WRITTEN TASK —
Output the full material exactly as it appears here.

DATA LISTING —
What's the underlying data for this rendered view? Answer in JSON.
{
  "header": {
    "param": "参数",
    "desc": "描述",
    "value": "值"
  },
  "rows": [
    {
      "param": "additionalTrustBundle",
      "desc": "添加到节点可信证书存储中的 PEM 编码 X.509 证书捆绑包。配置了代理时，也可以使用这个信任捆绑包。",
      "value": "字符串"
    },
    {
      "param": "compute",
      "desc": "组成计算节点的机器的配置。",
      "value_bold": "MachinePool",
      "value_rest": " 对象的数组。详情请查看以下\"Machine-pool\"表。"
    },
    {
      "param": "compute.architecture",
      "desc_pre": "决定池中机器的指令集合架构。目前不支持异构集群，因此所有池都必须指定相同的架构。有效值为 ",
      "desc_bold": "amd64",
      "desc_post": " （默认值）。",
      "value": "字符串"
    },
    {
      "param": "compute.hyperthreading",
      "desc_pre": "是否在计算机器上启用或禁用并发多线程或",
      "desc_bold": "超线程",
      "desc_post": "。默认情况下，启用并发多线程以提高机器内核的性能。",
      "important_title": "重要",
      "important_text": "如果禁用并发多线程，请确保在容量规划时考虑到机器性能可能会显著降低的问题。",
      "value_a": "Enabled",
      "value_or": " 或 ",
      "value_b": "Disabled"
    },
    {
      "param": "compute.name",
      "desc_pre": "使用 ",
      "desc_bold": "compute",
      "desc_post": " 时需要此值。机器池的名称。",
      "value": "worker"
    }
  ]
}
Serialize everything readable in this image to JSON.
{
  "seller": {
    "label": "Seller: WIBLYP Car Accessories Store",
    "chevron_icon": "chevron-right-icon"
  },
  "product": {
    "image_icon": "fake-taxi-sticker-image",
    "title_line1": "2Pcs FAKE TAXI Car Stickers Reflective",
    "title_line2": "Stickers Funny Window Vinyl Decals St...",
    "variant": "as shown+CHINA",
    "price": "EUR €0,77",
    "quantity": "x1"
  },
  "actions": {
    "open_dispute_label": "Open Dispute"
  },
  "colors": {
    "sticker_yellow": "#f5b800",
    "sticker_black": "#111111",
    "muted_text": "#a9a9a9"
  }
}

SOLUTION FOR THIS PROBLEM —
What's the underlying data for this rendered view? Answer in JSON.
{
  "header": {
    "param": "参数",
    "desc": "描述",
    "value": "值"
  },
  "rows": [
    {
      "param": "additionalTrustBundle",
      "desc": "添加到节点可信证书存储中的 PEM 编码 X.509 证书捆绑包。配置了代理时，也可以使用这个信任捆绑包。",
      "value": "字符串"
    },
    {
      "param": "compute",
      "desc": "组成计算节点的机器的配置。",
      "value_bold": "MachinePool",
      "value_rest": " 对象的数组。详情请查看以下\"Machine-pool\"表。"
    },
    {
      "param": "compute.architecture",
      "desc_pre": "决定池中机器的指令集合架构。目前不支持异构集群，因此所有池都必须指定相同的架构。有效值为 ",
      "desc_bold": "amd64",
      "desc_post": " （默认值）。",
      "value": "字符串"
    },
    {
      "param": "compute.hyperthreading",
      "desc_pre": "是否在计算机器上启用或禁用并发多线程或",
      "desc_bold": "超线程",
      "desc_post": "。默认情况下，启用并发多线程以提高机器内核的性能。",
      "important_title": "重要",
      "important_text": "如果禁用并发多线程，请确保在容量规划时考虑到机器性能可能会显著降低的问题。",
      "value_a": "Enabled",
      "value_or": " 或 ",
      "value_b": "Disabled"
    },
    {
      "param": "compute.name",
      "desc_pre": "使用 ",
      "desc_bold": "compute",
      "desc_post": " 时需要此值。机器池的名称。",
      "value": "worker"
    }
  ]
}
Serialize everything readable in this image to JSON.
{
  "seller": {
    "label": "Seller: WIBLYP Car Accessories Store",
    "chevron_icon": "chevron-right-icon"
  },
  "product": {
    "image_icon": "fake-taxi-sticker-image",
    "title_line1": "2Pcs FAKE TAXI Car Stickers Reflective",
    "title_line2": "Stickers Funny Window Vinyl Decals St...",
    "variant": "as shown+CHINA",
    "price": "EUR €0,77",
    "quantity": "x1"
  },
  "actions": {
    "open_dispute_label": "Open Dispute"
  },
  "colors": {
    "sticker_yellow": "#f5b800",
    "sticker_black": "#111111",
    "muted_text": "#a9a9a9"
  }
}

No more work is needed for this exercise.